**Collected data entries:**

·····

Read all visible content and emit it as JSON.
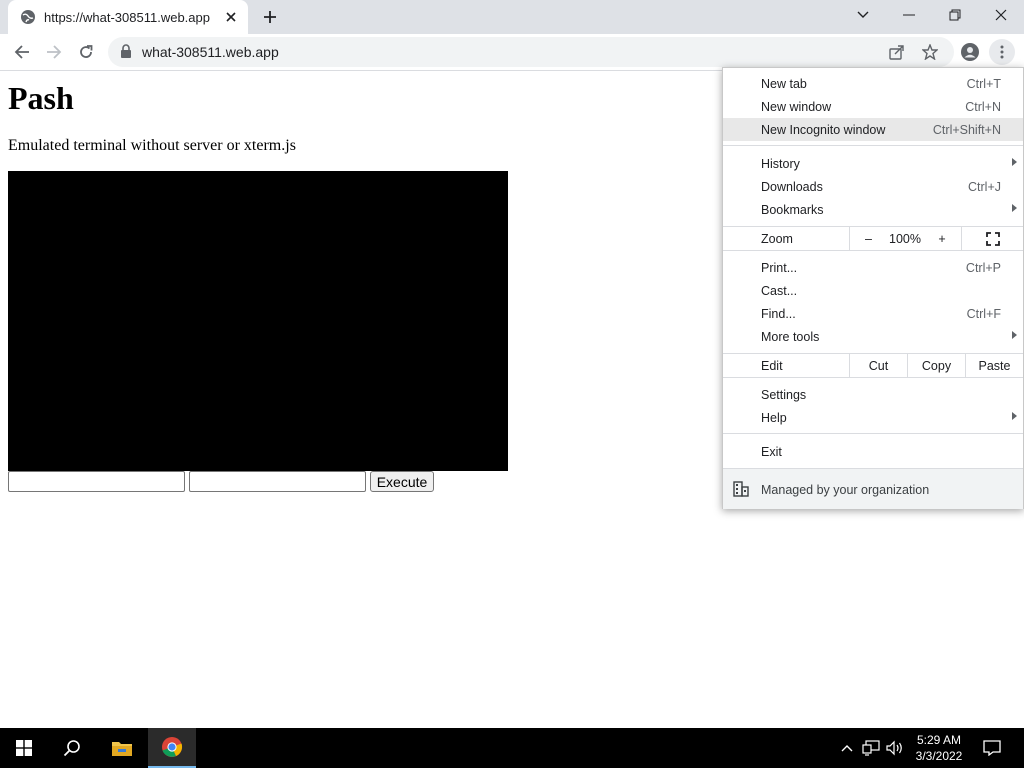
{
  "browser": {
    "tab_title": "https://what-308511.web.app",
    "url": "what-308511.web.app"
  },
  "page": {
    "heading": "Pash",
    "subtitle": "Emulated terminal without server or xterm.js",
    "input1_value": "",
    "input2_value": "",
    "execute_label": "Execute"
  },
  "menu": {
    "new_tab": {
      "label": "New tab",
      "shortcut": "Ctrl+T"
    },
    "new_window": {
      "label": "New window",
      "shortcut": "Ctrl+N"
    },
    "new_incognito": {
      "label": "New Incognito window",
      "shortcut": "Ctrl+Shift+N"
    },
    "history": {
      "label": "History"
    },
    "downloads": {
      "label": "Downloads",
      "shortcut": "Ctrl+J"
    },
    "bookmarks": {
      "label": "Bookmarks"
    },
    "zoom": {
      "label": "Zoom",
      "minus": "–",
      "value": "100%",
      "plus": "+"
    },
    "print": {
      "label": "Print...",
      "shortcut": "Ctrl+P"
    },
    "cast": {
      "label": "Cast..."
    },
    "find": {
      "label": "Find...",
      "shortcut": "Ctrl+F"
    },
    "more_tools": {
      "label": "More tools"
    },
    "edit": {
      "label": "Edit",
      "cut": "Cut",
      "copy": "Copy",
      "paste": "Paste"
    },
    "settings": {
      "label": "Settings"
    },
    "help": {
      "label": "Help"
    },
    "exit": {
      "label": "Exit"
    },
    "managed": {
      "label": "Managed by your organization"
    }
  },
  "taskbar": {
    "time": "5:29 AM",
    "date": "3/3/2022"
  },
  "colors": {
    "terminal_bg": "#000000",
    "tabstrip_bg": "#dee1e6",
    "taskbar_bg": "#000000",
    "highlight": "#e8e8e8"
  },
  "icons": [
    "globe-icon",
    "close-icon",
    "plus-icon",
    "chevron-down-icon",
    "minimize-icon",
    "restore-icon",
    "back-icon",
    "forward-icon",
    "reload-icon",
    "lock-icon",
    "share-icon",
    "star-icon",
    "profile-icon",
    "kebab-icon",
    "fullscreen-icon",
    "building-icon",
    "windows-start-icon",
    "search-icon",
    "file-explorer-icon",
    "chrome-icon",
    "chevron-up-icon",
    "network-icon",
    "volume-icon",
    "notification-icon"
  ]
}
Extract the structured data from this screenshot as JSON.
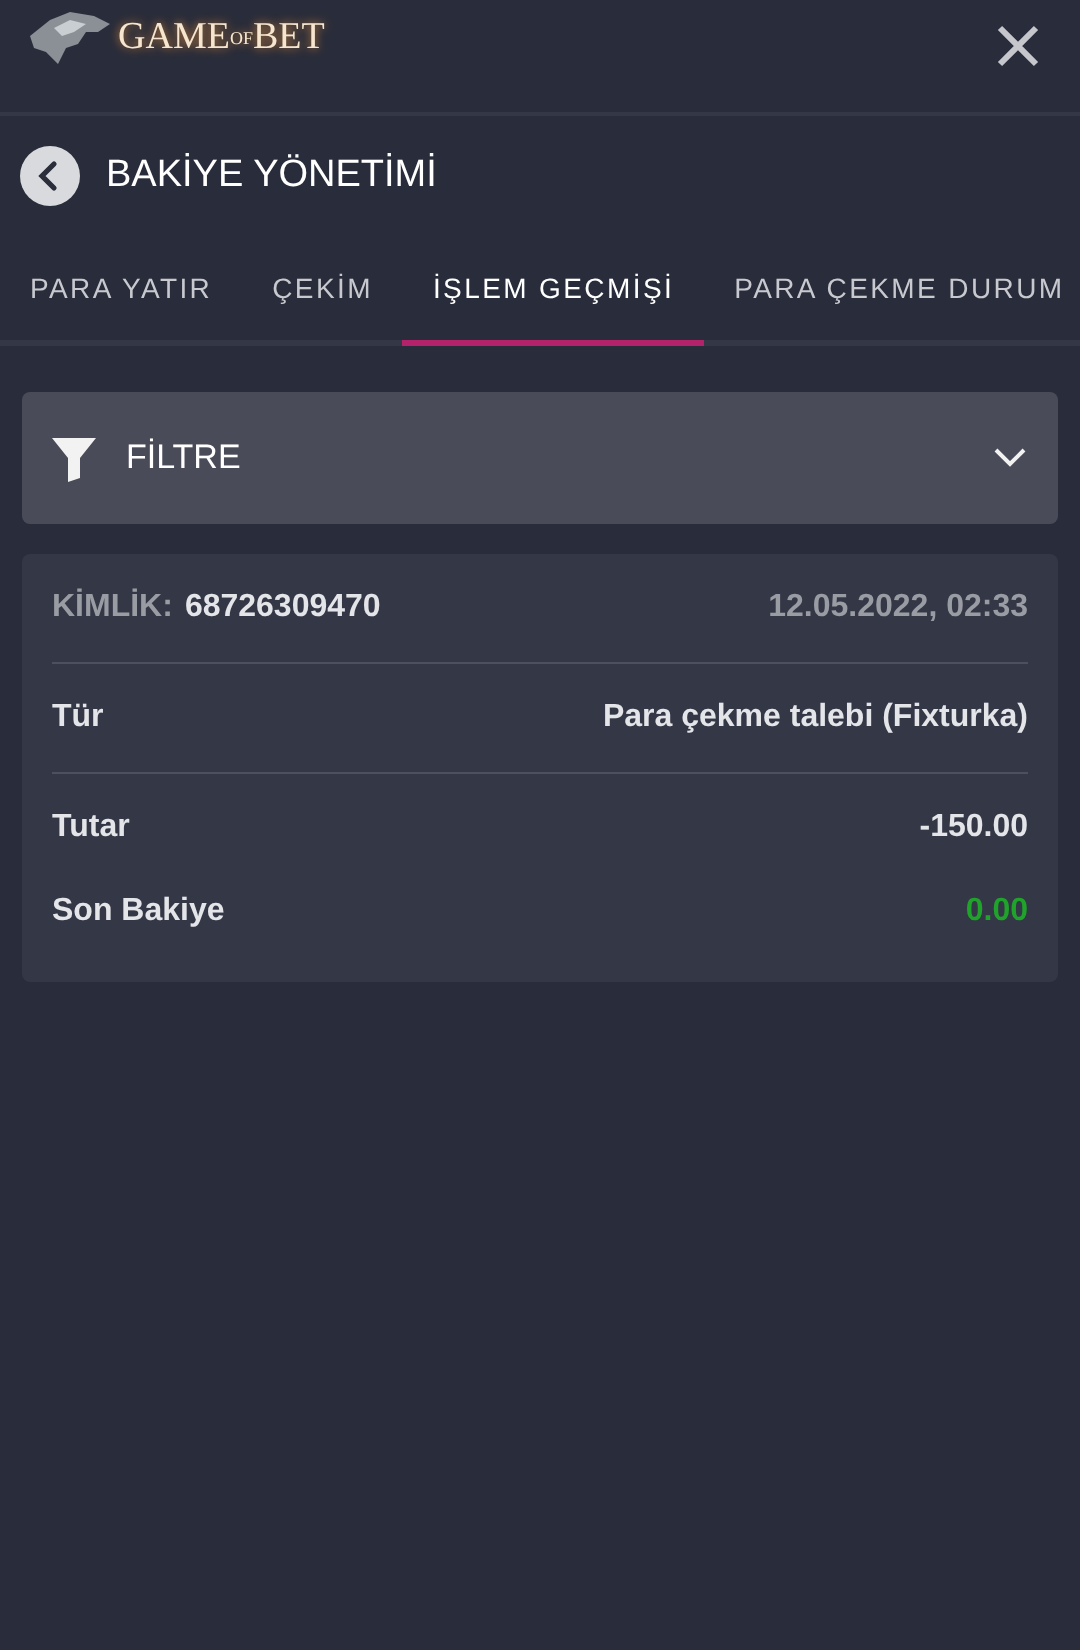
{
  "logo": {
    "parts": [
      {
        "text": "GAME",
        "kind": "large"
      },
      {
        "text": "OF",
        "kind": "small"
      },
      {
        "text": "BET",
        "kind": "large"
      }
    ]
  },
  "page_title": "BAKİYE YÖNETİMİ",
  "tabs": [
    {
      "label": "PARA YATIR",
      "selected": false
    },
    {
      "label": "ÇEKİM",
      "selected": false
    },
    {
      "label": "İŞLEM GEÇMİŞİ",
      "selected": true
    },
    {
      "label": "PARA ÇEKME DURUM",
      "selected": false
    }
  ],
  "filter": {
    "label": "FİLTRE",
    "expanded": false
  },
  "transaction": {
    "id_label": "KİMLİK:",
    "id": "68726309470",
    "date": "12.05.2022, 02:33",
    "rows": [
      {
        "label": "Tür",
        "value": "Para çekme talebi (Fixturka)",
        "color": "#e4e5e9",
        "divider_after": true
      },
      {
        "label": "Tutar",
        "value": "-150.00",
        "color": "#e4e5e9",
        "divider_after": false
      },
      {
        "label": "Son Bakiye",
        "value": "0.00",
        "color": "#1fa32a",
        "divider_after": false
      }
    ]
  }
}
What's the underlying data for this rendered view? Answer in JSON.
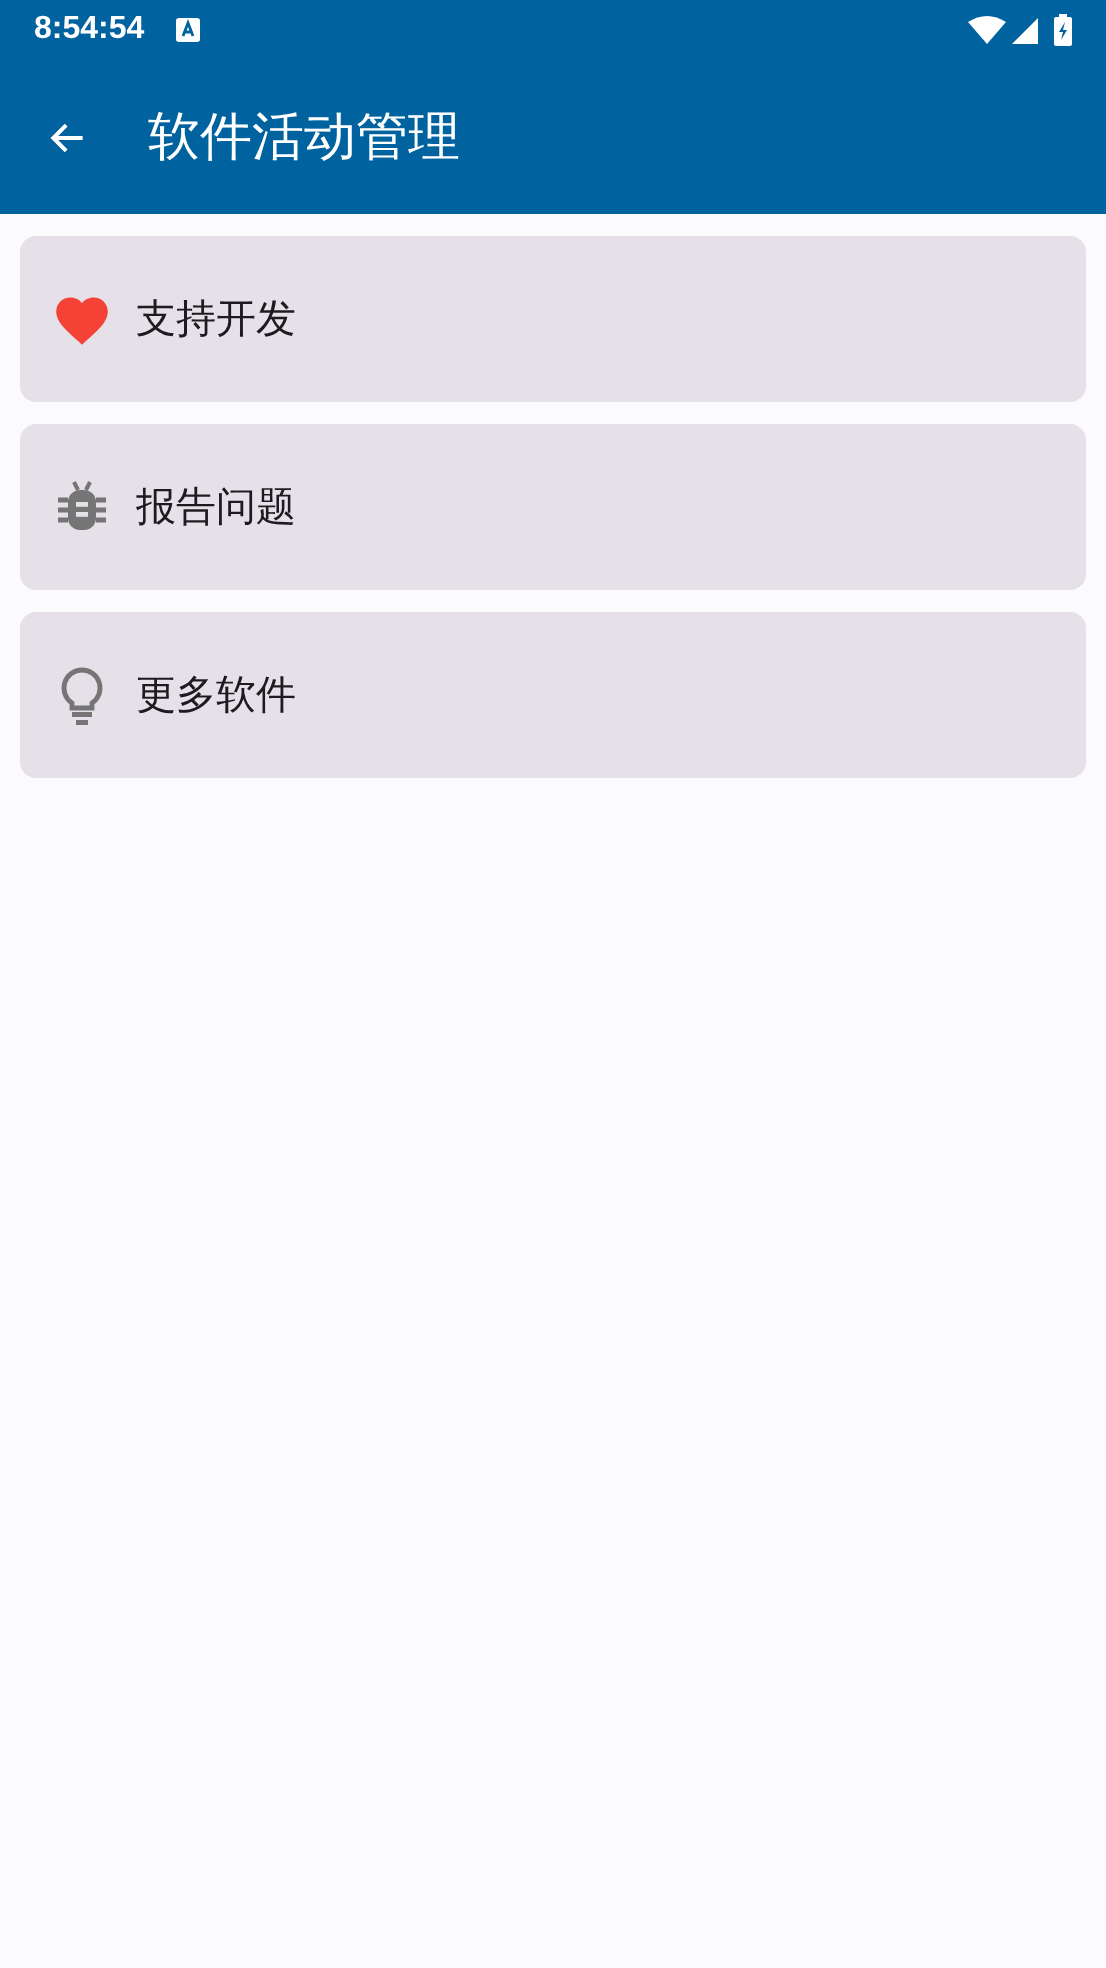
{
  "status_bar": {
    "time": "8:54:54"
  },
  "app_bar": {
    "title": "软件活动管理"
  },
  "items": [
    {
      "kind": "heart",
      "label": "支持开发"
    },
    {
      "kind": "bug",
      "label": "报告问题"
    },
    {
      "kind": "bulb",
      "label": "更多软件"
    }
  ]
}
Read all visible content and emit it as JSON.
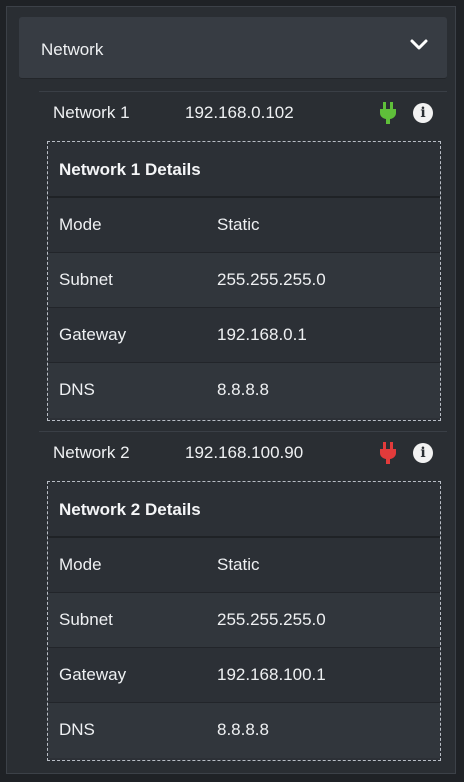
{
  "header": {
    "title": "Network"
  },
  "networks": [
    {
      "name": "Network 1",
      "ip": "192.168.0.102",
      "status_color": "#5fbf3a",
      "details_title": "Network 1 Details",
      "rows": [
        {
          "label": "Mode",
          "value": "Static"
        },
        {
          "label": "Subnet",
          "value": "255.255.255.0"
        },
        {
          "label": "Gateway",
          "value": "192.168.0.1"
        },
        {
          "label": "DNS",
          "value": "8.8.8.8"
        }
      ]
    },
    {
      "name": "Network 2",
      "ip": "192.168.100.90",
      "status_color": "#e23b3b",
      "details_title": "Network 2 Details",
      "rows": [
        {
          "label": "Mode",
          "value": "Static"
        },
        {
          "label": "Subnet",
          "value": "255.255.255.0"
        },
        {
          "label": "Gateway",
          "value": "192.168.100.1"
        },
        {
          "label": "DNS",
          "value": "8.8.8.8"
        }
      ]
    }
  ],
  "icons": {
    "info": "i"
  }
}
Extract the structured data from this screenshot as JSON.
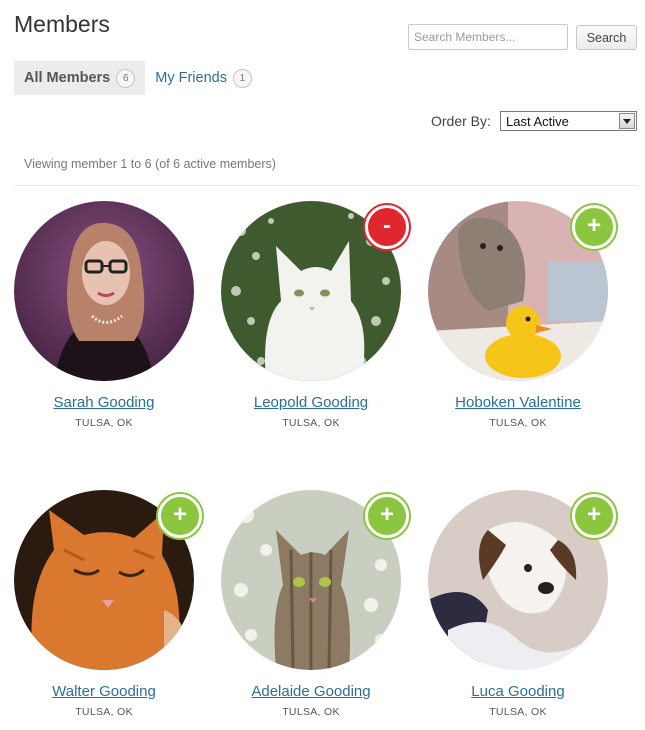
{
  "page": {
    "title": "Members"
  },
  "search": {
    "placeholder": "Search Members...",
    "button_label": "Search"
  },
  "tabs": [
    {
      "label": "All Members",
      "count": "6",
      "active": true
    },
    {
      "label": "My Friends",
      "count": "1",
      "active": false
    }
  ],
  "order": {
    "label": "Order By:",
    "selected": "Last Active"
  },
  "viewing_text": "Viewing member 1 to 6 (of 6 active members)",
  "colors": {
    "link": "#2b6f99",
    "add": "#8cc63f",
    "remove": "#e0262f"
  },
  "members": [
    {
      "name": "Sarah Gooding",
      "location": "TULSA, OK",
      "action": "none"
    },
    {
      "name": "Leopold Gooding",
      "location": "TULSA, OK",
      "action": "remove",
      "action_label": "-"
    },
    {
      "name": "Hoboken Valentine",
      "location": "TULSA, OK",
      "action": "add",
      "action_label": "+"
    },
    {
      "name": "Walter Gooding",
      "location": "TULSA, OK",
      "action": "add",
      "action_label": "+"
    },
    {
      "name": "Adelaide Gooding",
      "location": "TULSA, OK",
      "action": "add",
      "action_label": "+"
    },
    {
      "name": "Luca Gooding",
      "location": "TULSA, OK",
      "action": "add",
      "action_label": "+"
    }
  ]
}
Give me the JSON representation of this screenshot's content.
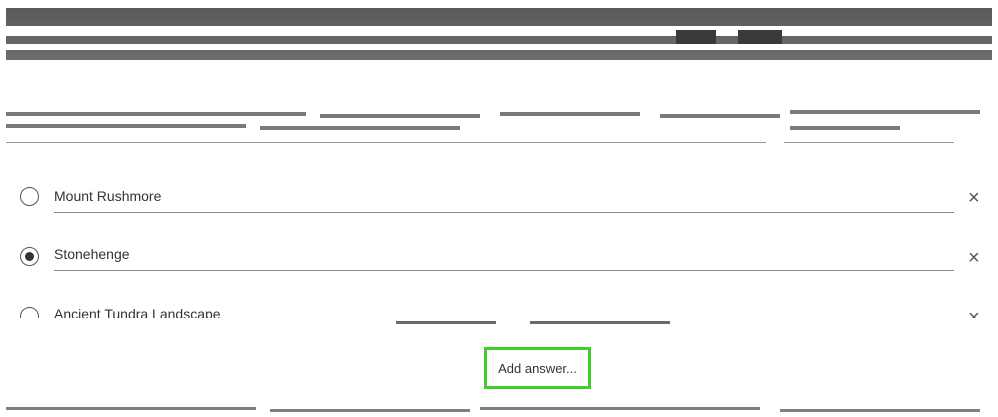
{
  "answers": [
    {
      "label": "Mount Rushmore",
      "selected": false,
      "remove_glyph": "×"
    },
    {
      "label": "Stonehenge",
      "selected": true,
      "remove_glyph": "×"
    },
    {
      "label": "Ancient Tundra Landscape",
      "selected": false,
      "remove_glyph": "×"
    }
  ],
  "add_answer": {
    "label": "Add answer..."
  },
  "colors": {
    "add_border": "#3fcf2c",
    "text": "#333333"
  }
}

·····

**Problem details:**
Quote the entries in full. Any image among them is to be omitted from the copy.

**Exercise response:**
Read all visible content and emit it as JSON.
{
  "browser": {
    "tab_title": "https://what-308511.web.app",
    "url": "what-308511.web.app"
  },
  "page": {
    "heading": "Pash",
    "subtitle": "Emulated terminal without server or xterm.js",
    "input1_value": "",
    "input2_value": "",
    "execute_label": "Execute"
  },
  "menu": {
    "new_tab": {
      "label": "New tab",
      "shortcut": "Ctrl+T"
    },
    "new_window": {
      "label": "New window",
      "shortcut": "Ctrl+N"
    },
    "new_incognito": {
      "label": "New Incognito window",
      "shortcut": "Ctrl+Shift+N"
    },
    "history": {
      "label": "History"
    },
    "downloads": {
      "label": "Downloads",
      "shortcut": "Ctrl+J"
    },
    "bookmarks": {
      "label": "Bookmarks"
    },
    "zoom": {
      "label": "Zoom",
      "minus": "–",
      "value": "100%",
      "plus": "+"
    },
    "print": {
      "label": "Print...",
      "shortcut": "Ctrl+P"
    },
    "cast": {
      "label": "Cast..."
    },
    "find": {
      "label": "Find...",
      "shortcut": "Ctrl+F"
    },
    "more_tools": {
      "label": "More tools"
    },
    "edit": {
      "label": "Edit",
      "cut": "Cut",
      "copy": "Copy",
      "paste": "Paste"
    },
    "settings": {
      "label": "Settings"
    },
    "help": {
      "label": "Help"
    },
    "exit": {
      "label": "Exit"
    },
    "managed": {
      "label": "Managed by your organization"
    }
  },
  "taskbar": {
    "time": "5:29 AM",
    "date": "3/3/2022"
  },
  "colors": {
    "terminal_bg": "#000000",
    "tabstrip_bg": "#dee1e6",
    "taskbar_bg": "#000000",
    "highlight": "#e8e8e8"
  },
  "icons": [
    "globe-icon",
    "close-icon",
    "plus-icon",
    "chevron-down-icon",
    "minimize-icon",
    "restore-icon",
    "back-icon",
    "forward-icon",
    "reload-icon",
    "lock-icon",
    "share-icon",
    "star-icon",
    "profile-icon",
    "kebab-icon",
    "fullscreen-icon",
    "building-icon",
    "windows-start-icon",
    "search-icon",
    "file-explorer-icon",
    "chrome-icon",
    "chevron-up-icon",
    "network-icon",
    "volume-icon",
    "notification-icon"
  ]
}
Extract the structured data from this screenshot as JSON.
{
  "logo": {
    "parts": [
      {
        "text": "GAME",
        "kind": "large"
      },
      {
        "text": "OF",
        "kind": "small"
      },
      {
        "text": "BET",
        "kind": "large"
      }
    ]
  },
  "page_title": "BAKİYE YÖNETİMİ",
  "tabs": [
    {
      "label": "PARA YATIR",
      "selected": false
    },
    {
      "label": "ÇEKİM",
      "selected": false
    },
    {
      "label": "İŞLEM GEÇMİŞİ",
      "selected": true
    },
    {
      "label": "PARA ÇEKME DURUM",
      "selected": false
    }
  ],
  "filter": {
    "label": "FİLTRE",
    "expanded": false
  },
  "transaction": {
    "id_label": "KİMLİK:",
    "id": "68726309470",
    "date": "12.05.2022, 02:33",
    "rows": [
      {
        "label": "Tür",
        "value": "Para çekme talebi (Fixturka)",
        "color": "#e4e5e9",
        "divider_after": true
      },
      {
        "label": "Tutar",
        "value": "-150.00",
        "color": "#e4e5e9",
        "divider_after": false
      },
      {
        "label": "Son Bakiye",
        "value": "0.00",
        "color": "#1fa32a",
        "divider_after": false
      }
    ]
  }
}
What's the underlying data for this rendered view? Answer in JSON.
{
  "status_bar": {
    "time": "8:54:54"
  },
  "app_bar": {
    "title": "软件活动管理"
  },
  "items": [
    {
      "kind": "heart",
      "label": "支持开发"
    },
    {
      "kind": "bug",
      "label": "报告问题"
    },
    {
      "kind": "bulb",
      "label": "更多软件"
    }
  ]
}
Read all visible content and emit it as JSON.
{
  "header": {
    "title": "Network"
  },
  "networks": [
    {
      "name": "Network 1",
      "ip": "192.168.0.102",
      "status_color": "#5fbf3a",
      "details_title": "Network 1 Details",
      "rows": [
        {
          "label": "Mode",
          "value": "Static"
        },
        {
          "label": "Subnet",
          "value": "255.255.255.0"
        },
        {
          "label": "Gateway",
          "value": "192.168.0.1"
        },
        {
          "label": "DNS",
          "value": "8.8.8.8"
        }
      ]
    },
    {
      "name": "Network 2",
      "ip": "192.168.100.90",
      "status_color": "#e23b3b",
      "details_title": "Network 2 Details",
      "rows": [
        {
          "label": "Mode",
          "value": "Static"
        },
        {
          "label": "Subnet",
          "value": "255.255.255.0"
        },
        {
          "label": "Gateway",
          "value": "192.168.100.1"
        },
        {
          "label": "DNS",
          "value": "8.8.8.8"
        }
      ]
    }
  ],
  "icons": {
    "info": "i"
  }
}
Extract the structured data from this screenshot as JSON.
{
  "page": {
    "title": "Members"
  },
  "search": {
    "placeholder": "Search Members...",
    "button_label": "Search"
  },
  "tabs": [
    {
      "label": "All Members",
      "count": "6",
      "active": true
    },
    {
      "label": "My Friends",
      "count": "1",
      "active": false
    }
  ],
  "order": {
    "label": "Order By:",
    "selected": "Last Active"
  },
  "viewing_text": "Viewing member 1 to 6 (of 6 active members)",
  "colors": {
    "link": "#2b6f99",
    "add": "#8cc63f",
    "remove": "#e0262f"
  },
  "members": [
    {
      "name": "Sarah Gooding",
      "location": "TULSA, OK",
      "action": "none"
    },
    {
      "name": "Leopold Gooding",
      "location": "TULSA, OK",
      "action": "remove",
      "action_label": "-"
    },
    {
      "name": "Hoboken Valentine",
      "location": "TULSA, OK",
      "action": "add",
      "action_label": "+"
    },
    {
      "name": "Walter Gooding",
      "location": "TULSA, OK",
      "action": "add",
      "action_label": "+"
    },
    {
      "name": "Adelaide Gooding",
      "location": "TULSA, OK",
      "action": "add",
      "action_label": "+"
    },
    {
      "name": "Luca Gooding",
      "location": "TULSA, OK",
      "action": "add",
      "action_label": "+"
    }
  ]
}
Give me the JSON representation of this screenshot's content.
{
  "answers": [
    {
      "label": "Mount Rushmore",
      "selected": false,
      "remove_glyph": "×"
    },
    {
      "label": "Stonehenge",
      "selected": true,
      "remove_glyph": "×"
    },
    {
      "label": "Ancient Tundra Landscape",
      "selected": false,
      "remove_glyph": "×"
    }
  ],
  "add_answer": {
    "label": "Add answer..."
  },
  "colors": {
    "add_border": "#3fcf2c",
    "text": "#333333"
  }
}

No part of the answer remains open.